_Stated task_
Search the data below for the word "doğrularından" and copy each line that holds it.

─── Extracted material ───

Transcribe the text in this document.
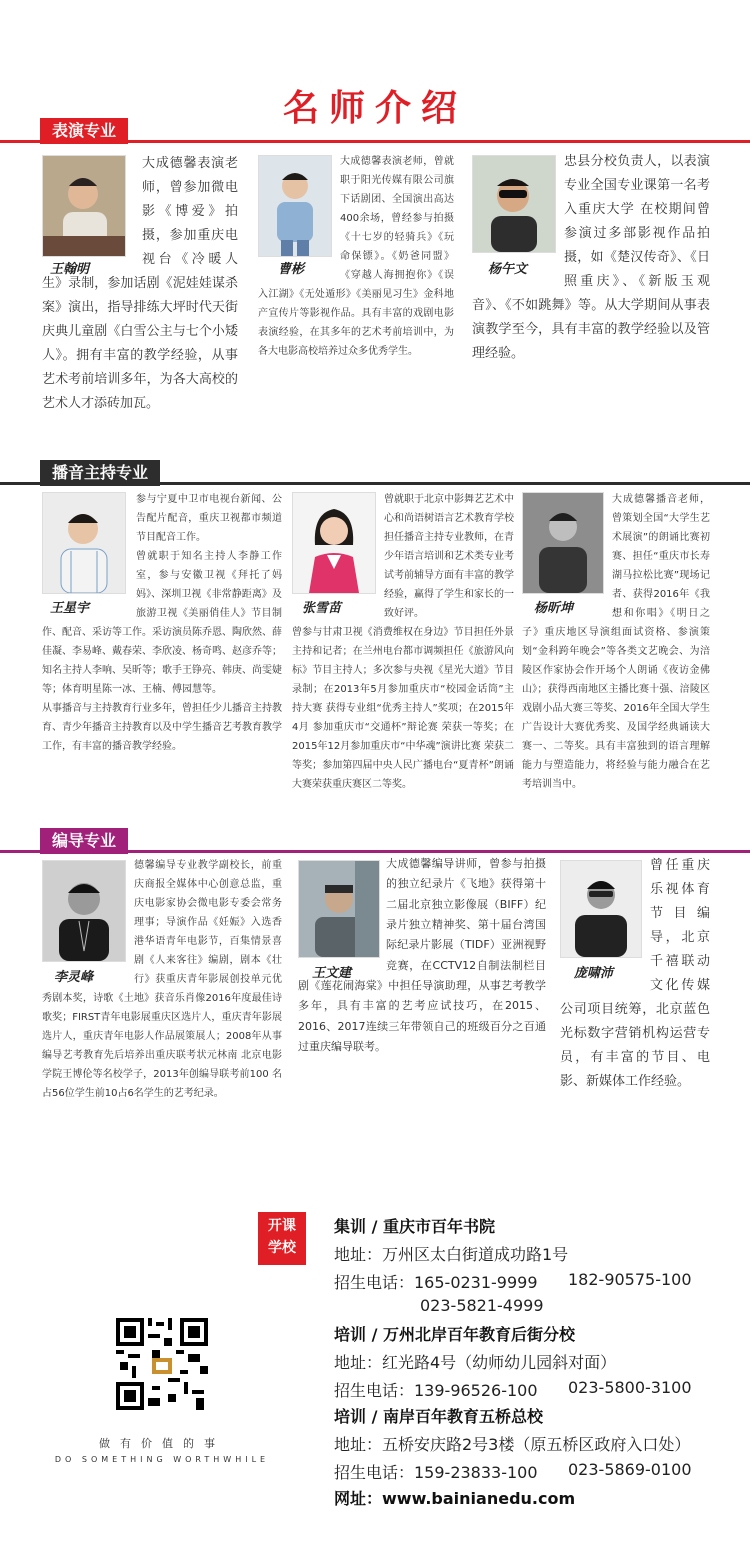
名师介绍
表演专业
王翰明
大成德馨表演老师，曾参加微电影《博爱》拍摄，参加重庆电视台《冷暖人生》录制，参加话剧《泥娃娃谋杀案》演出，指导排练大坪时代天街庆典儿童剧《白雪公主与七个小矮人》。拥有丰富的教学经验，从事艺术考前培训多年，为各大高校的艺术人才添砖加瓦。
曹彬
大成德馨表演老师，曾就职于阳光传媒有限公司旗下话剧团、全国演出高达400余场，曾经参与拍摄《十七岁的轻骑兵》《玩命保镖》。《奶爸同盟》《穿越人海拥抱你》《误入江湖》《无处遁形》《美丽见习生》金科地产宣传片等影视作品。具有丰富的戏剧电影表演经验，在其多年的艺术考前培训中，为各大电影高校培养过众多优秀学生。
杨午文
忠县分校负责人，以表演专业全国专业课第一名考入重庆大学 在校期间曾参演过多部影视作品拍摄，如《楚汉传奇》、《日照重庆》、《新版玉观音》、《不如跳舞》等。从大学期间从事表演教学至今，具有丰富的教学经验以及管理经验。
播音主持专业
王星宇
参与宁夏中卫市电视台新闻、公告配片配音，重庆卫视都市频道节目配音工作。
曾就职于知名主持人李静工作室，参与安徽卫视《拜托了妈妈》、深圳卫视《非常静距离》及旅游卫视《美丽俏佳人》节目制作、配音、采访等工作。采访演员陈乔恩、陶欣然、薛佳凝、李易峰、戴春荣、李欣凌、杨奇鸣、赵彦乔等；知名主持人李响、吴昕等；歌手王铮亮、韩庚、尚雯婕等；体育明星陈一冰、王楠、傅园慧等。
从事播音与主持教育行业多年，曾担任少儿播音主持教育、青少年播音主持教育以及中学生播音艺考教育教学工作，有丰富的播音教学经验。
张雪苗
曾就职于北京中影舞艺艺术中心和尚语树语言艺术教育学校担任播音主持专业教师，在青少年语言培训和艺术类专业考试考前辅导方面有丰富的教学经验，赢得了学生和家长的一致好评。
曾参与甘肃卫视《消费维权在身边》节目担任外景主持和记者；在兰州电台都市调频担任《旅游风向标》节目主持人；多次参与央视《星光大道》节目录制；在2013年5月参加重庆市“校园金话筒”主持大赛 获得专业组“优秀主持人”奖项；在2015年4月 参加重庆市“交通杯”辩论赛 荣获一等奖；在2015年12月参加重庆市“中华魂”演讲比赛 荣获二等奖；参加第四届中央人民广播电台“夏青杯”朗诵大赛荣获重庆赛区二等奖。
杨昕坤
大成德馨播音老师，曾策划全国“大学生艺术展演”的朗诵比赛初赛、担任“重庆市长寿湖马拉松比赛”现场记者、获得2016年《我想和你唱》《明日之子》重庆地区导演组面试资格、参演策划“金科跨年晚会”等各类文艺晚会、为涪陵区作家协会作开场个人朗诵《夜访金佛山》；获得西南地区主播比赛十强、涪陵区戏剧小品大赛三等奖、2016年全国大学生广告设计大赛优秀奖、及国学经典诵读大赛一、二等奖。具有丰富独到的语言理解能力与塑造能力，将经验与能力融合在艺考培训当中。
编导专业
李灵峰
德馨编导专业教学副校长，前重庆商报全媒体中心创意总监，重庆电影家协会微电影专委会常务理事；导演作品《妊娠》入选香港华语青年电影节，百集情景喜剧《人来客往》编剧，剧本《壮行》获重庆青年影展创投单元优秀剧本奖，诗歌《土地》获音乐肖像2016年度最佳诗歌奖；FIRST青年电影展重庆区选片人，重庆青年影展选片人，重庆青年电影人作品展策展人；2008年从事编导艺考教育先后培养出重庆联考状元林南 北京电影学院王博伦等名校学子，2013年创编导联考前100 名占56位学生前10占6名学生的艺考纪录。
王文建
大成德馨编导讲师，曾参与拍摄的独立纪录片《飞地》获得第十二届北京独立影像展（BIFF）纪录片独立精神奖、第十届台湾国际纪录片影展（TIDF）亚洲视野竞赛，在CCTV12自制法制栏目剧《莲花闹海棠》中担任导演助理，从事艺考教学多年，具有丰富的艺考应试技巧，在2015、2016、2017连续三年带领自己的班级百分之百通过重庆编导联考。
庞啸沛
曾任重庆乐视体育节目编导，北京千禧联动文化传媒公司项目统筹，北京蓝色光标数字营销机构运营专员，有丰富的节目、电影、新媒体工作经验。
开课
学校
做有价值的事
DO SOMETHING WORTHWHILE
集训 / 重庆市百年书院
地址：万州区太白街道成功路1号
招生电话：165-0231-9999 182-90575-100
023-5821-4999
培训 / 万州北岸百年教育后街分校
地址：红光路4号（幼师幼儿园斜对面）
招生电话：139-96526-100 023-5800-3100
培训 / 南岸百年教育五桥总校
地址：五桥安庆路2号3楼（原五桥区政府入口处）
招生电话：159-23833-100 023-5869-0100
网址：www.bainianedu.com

───
─── Extracted material ───

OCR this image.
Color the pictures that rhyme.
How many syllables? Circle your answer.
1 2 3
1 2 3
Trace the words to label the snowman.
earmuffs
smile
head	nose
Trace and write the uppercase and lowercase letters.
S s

───
─── Extracted material ───

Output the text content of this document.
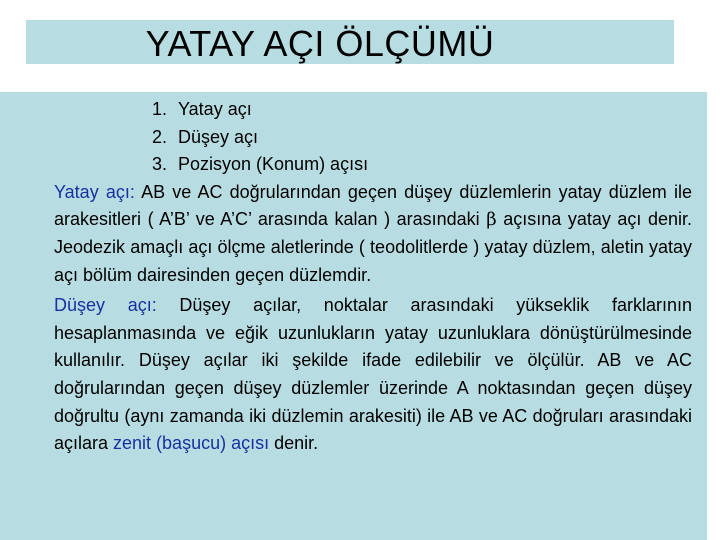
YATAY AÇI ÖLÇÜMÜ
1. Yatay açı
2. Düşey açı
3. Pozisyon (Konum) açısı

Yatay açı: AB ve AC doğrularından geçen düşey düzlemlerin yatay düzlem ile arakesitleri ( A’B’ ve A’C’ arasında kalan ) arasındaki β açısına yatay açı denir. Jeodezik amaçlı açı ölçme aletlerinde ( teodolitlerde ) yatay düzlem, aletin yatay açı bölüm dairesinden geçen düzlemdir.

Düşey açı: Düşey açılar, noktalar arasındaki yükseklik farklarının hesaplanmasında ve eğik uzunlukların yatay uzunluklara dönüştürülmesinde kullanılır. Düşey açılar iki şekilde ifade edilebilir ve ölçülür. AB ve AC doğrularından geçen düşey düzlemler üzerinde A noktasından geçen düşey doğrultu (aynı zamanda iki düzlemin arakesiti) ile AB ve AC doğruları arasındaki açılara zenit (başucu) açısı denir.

───

_Output of the task_
Yatay açı: AB ve AC doğrularından geçen düşey düzlemlerin yatay düzlem ile arakesitleri ( A’B’ ve A’C’ arasında kalan ) arasındaki β açısına yatay açı denir. Jeodezik amaçlı açı ölçme aletlerinde ( teodolitlerde ) yatay düzlem, aletin yatay açı bölüm dairesinden geçen düzlemdir.
Düşey açı: Düşey açılar, noktalar arasındaki yükseklik farklarının hesaplanmasında ve eğik uzunlukların yatay uzunluklara dönüştürülmesinde kullanılır. Düşey açılar iki şekilde ifade edilebilir ve ölçülür. AB ve AC doğrularından geçen düşey düzlemler üzerinde A noktasından geçen düşey doğrultu (aynı zamanda iki düzlemin arakesiti) ile AB ve AC doğruları arasındaki açılara zenit (başucu) açısı denir.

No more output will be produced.